Every record should be written out exactly, please.

══ Task inputs

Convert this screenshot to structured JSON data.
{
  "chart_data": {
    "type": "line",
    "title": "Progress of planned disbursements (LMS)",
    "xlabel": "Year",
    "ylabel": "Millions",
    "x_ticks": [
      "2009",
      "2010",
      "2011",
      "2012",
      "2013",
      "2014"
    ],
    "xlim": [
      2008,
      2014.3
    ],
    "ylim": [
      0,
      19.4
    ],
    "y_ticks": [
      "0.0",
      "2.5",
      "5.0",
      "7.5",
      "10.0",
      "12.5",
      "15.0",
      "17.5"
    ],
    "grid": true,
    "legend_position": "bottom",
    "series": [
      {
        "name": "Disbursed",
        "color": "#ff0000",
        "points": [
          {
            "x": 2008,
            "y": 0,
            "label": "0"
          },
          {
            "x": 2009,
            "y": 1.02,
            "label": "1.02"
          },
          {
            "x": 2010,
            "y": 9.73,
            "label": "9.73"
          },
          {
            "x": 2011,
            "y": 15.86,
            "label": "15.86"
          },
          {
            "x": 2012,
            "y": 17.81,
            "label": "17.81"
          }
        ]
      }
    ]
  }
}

════

§ **Task solution**
Convert this screenshot to structured JSON data.
{
  "chart_data": {
    "type": "line",
    "title": "Progress of planned disbursements (LMS)",
    "xlabel": "Year",
    "ylabel": "Millions",
    "x_ticks": [
      "2009",
      "2010",
      "2011",
      "2012",
      "2013",
      "2014"
    ],
    "xlim": [
      2008,
      2014.3
    ],
    "ylim": [
      0,
      19.4
    ],
    "y_ticks": [
      "0.0",
      "2.5",
      "5.0",
      "7.5",
      "10.0",
      "12.5",
      "15.0",
      "17.5"
    ],
    "grid": true,
    "legend_position": "bottom",
    "series": [
      {
        "name": "Disbursed",
        "color": "#ff0000",
        "points": [
          {
            "x": 2008,
            "y": 0,
            "label": "0"
          },
          {
            "x": 2009,
            "y": 1.02,
            "label": "1.02"
          },
          {
            "x": 2010,
            "y": 9.73,
            "label": "9.73"
          },
          {
            "x": 2011,
            "y": 15.86,
            "label": "15.86"
          },
          {
            "x": 2012,
            "y": 17.81,
            "label": "17.81"
          }
        ]
      }
    ]
  }
}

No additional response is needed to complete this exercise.